# Exercise description
Omit every picture and write out the rest of the records exactly.

(Figure data in JSON)
━━━━━━━━━━━━━━━━━━━━
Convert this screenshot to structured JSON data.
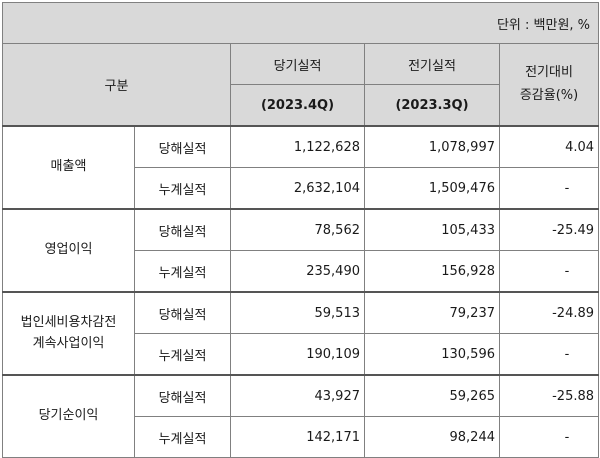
{
  "unit_text": "단위 : 백만원, %",
  "header": {
    "category": "구분",
    "current_label": "당기실적",
    "current_period": "(2023.4Q)",
    "previous_label": "전기실적",
    "previous_period": "(2023.3Q)",
    "change_label_1": "전기대비",
    "change_label_2": "증감율(%)"
  },
  "groups": [
    {
      "label_1": "매출액",
      "label_2": "",
      "rows": [
        {
          "sub": "당해실적",
          "current": "1,122,628",
          "previous": "1,078,997",
          "change": "4.04"
        },
        {
          "sub": "누계실적",
          "current": "2,632,104",
          "previous": "1,509,476",
          "change": "-"
        }
      ]
    },
    {
      "label_1": "영업이익",
      "label_2": "",
      "rows": [
        {
          "sub": "당해실적",
          "current": "78,562",
          "previous": "105,433",
          "change": "-25.49"
        },
        {
          "sub": "누계실적",
          "current": "235,490",
          "previous": "156,928",
          "change": "-"
        }
      ]
    },
    {
      "label_1": "법인세비용차감전",
      "label_2": "계속사업이익",
      "rows": [
        {
          "sub": "당해실적",
          "current": "59,513",
          "previous": "79,237",
          "change": "-24.89"
        },
        {
          "sub": "누계실적",
          "current": "190,109",
          "previous": "130,596",
          "change": "-"
        }
      ]
    },
    {
      "label_1": "당기순이익",
      "label_2": "",
      "rows": [
        {
          "sub": "당해실적",
          "current": "43,927",
          "previous": "59,265",
          "change": "-25.88"
        },
        {
          "sub": "누계실적",
          "current": "142,171",
          "previous": "98,244",
          "change": "-"
        }
      ]
    }
  ]
}
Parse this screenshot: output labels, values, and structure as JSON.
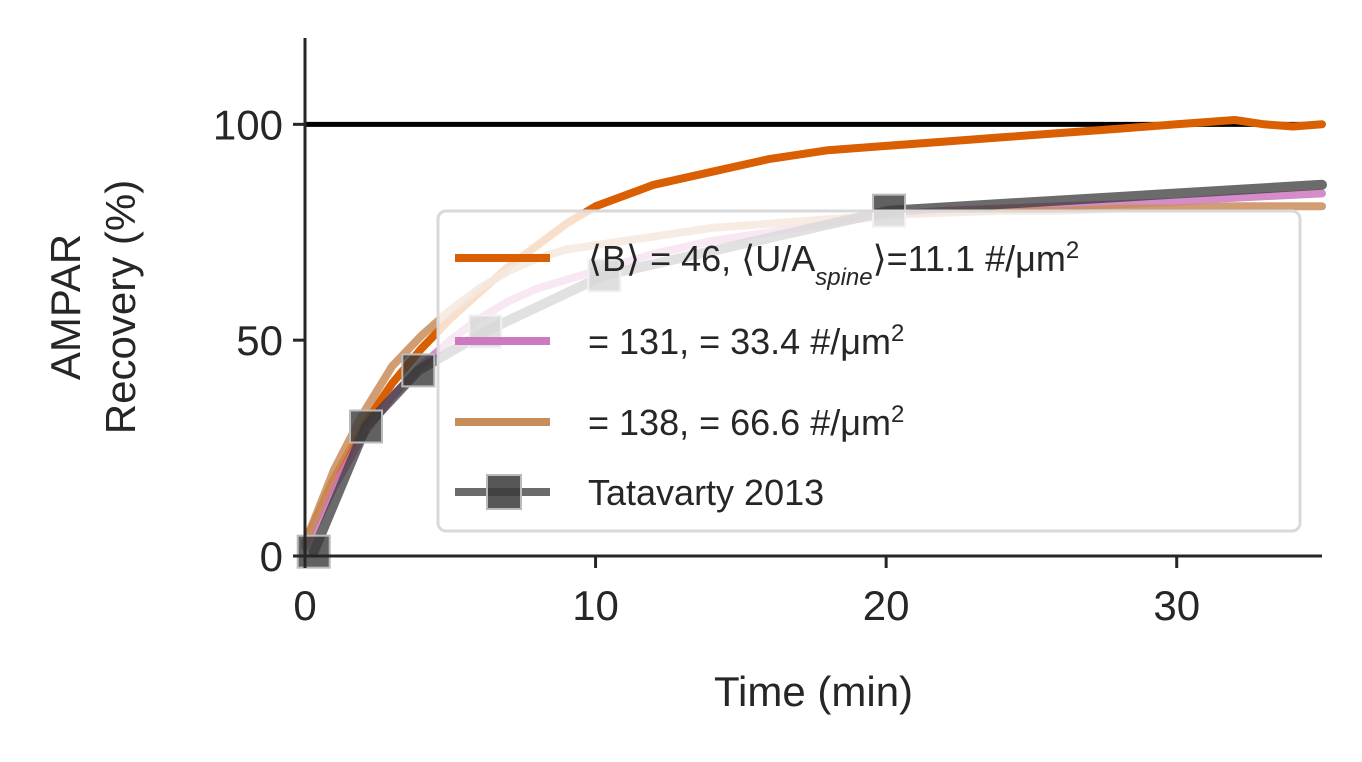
{
  "chart_data": {
    "type": "line",
    "xlabel": "Time (min)",
    "ylabel_lines": [
      "AMPAR",
      "Recovery (%)"
    ],
    "xlim": [
      0,
      35
    ],
    "ylim": [
      0,
      120
    ],
    "xticks": [
      0,
      10,
      20,
      30
    ],
    "yticks": [
      0,
      50,
      100
    ],
    "reference_line": {
      "y": 100,
      "color": "#000000"
    },
    "grid": false,
    "legend_position": "lower-right",
    "series": [
      {
        "name": "⟨B⟩ = 46, ⟨U/A_spine⟩=11.1 #/μm²",
        "legend_text": "⟨B⟩ = 46, ⟨U/A",
        "legend_sub": "spine",
        "legend_tail": "⟩=11.1 #/μm",
        "legend_sup": "2",
        "color": "#d95f02",
        "x": [
          0,
          1,
          2,
          3,
          4,
          5,
          6,
          7,
          8,
          9,
          10,
          12,
          14,
          16,
          18,
          20,
          22,
          24,
          26,
          28,
          30,
          32,
          33,
          34,
          35
        ],
        "y": [
          3,
          18,
          30,
          40,
          48,
          55,
          61,
          67,
          72,
          77,
          81,
          86,
          89,
          92,
          94,
          95,
          96,
          97,
          98,
          99,
          100,
          101,
          100,
          99.5,
          100
        ]
      },
      {
        "name": "= 131, = 33.4 #/μm²",
        "legend_text": " = 131,  = 33.4 #/μm",
        "legend_sup": "2",
        "color": "#cc79c0",
        "x": [
          0,
          1,
          2,
          3,
          4,
          5,
          6,
          7,
          8,
          9,
          10,
          12,
          14,
          16,
          18,
          20,
          22,
          24,
          26,
          28,
          30,
          32,
          35
        ],
        "y": [
          2,
          16,
          28,
          37,
          44,
          50,
          55,
          59,
          62,
          64,
          66,
          70,
          73,
          75,
          77,
          79,
          80,
          80.5,
          81,
          81.5,
          82,
          83,
          84
        ]
      },
      {
        "name": "= 138, = 66.6 #/μm²",
        "legend_text": " = 138,  = 66.6 #/μm",
        "legend_sup": "2",
        "color": "#c98d5a",
        "x": [
          0,
          1,
          2,
          3,
          4,
          5,
          6,
          7,
          8,
          9,
          10,
          12,
          14,
          16,
          18,
          20,
          22,
          24,
          26,
          28,
          30,
          32,
          35
        ],
        "y": [
          3,
          20,
          33,
          44,
          51,
          57,
          62,
          66,
          69,
          71,
          72,
          74,
          76,
          77,
          78,
          79,
          79.5,
          80,
          80,
          80.5,
          80.5,
          81,
          81
        ]
      },
      {
        "name": "Tatavarty 2013",
        "legend_text": "Tatavarty 2013",
        "color": "#3a3a3a",
        "marker": "square",
        "x": [
          0.3,
          2.1,
          3.9,
          6.2,
          10.3,
          20.1,
          35
        ],
        "y": [
          1,
          30,
          43,
          52,
          65,
          80,
          86
        ]
      }
    ]
  }
}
━━━━━━━━━━━━━━━━━━━━
# Written response
Convert this screenshot to structured JSON data.
{
  "unit_text": "단위 : 백만원, %",
  "header": {
    "category": "구분",
    "current_label": "당기실적",
    "current_period": "(2023.4Q)",
    "previous_label": "전기실적",
    "previous_period": "(2023.3Q)",
    "change_label_1": "전기대비",
    "change_label_2": "증감율(%)"
  },
  "groups": [
    {
      "label_1": "매출액",
      "label_2": "",
      "rows": [
        {
          "sub": "당해실적",
          "current": "1,122,628",
          "previous": "1,078,997",
          "change": "4.04"
        },
        {
          "sub": "누계실적",
          "current": "2,632,104",
          "previous": "1,509,476",
          "change": "-"
        }
      ]
    },
    {
      "label_1": "영업이익",
      "label_2": "",
      "rows": [
        {
          "sub": "당해실적",
          "current": "78,562",
          "previous": "105,433",
          "change": "-25.49"
        },
        {
          "sub": "누계실적",
          "current": "235,490",
          "previous": "156,928",
          "change": "-"
        }
      ]
    },
    {
      "label_1": "법인세비용차감전",
      "label_2": "계속사업이익",
      "rows": [
        {
          "sub": "당해실적",
          "current": "59,513",
          "previous": "79,237",
          "change": "-24.89"
        },
        {
          "sub": "누계실적",
          "current": "190,109",
          "previous": "130,596",
          "change": "-"
        }
      ]
    },
    {
      "label_1": "당기순이익",
      "label_2": "",
      "rows": [
        {
          "sub": "당해실적",
          "current": "43,927",
          "previous": "59,265",
          "change": "-25.88"
        },
        {
          "sub": "누계실적",
          "current": "142,171",
          "previous": "98,244",
          "change": "-"
        }
      ]
    }
  ]
}
Parse this screenshot: output labels, values, and structure as JSON.
{
  "chart_data": {
    "type": "line",
    "xlabel": "Time (min)",
    "ylabel_lines": [
      "AMPAR",
      "Recovery (%)"
    ],
    "xlim": [
      0,
      35
    ],
    "ylim": [
      0,
      120
    ],
    "xticks": [
      0,
      10,
      20,
      30
    ],
    "yticks": [
      0,
      50,
      100
    ],
    "reference_line": {
      "y": 100,
      "color": "#000000"
    },
    "grid": false,
    "legend_position": "lower-right",
    "series": [
      {
        "name": "⟨B⟩ = 46, ⟨U/A_spine⟩=11.1 #/μm²",
        "legend_text": "⟨B⟩ = 46, ⟨U/A",
        "legend_sub": "spine",
        "legend_tail": "⟩=11.1 #/μm",
        "legend_sup": "2",
        "color": "#d95f02",
        "x": [
          0,
          1,
          2,
          3,
          4,
          5,
          6,
          7,
          8,
          9,
          10,
          12,
          14,
          16,
          18,
          20,
          22,
          24,
          26,
          28,
          30,
          32,
          33,
          34,
          35
        ],
        "y": [
          3,
          18,
          30,
          40,
          48,
          55,
          61,
          67,
          72,
          77,
          81,
          86,
          89,
          92,
          94,
          95,
          96,
          97,
          98,
          99,
          100,
          101,
          100,
          99.5,
          100
        ]
      },
      {
        "name": "= 131, = 33.4 #/μm²",
        "legend_text": " = 131,  = 33.4 #/μm",
        "legend_sup": "2",
        "color": "#cc79c0",
        "x": [
          0,
          1,
          2,
          3,
          4,
          5,
          6,
          7,
          8,
          9,
          10,
          12,
          14,
          16,
          18,
          20,
          22,
          24,
          26,
          28,
          30,
          32,
          35
        ],
        "y": [
          2,
          16,
          28,
          37,
          44,
          50,
          55,
          59,
          62,
          64,
          66,
          70,
          73,
          75,
          77,
          79,
          80,
          80.5,
          81,
          81.5,
          82,
          83,
          84
        ]
      },
      {
        "name": "= 138, = 66.6 #/μm²",
        "legend_text": " = 138,  = 66.6 #/μm",
        "legend_sup": "2",
        "color": "#c98d5a",
        "x": [
          0,
          1,
          2,
          3,
          4,
          5,
          6,
          7,
          8,
          9,
          10,
          12,
          14,
          16,
          18,
          20,
          22,
          24,
          26,
          28,
          30,
          32,
          35
        ],
        "y": [
          3,
          20,
          33,
          44,
          51,
          57,
          62,
          66,
          69,
          71,
          72,
          74,
          76,
          77,
          78,
          79,
          79.5,
          80,
          80,
          80.5,
          80.5,
          81,
          81
        ]
      },
      {
        "name": "Tatavarty 2013",
        "legend_text": "Tatavarty 2013",
        "color": "#3a3a3a",
        "marker": "square",
        "x": [
          0.3,
          2.1,
          3.9,
          6.2,
          10.3,
          20.1,
          35
        ],
        "y": [
          1,
          30,
          43,
          52,
          65,
          80,
          86
        ]
      }
    ]
  }
}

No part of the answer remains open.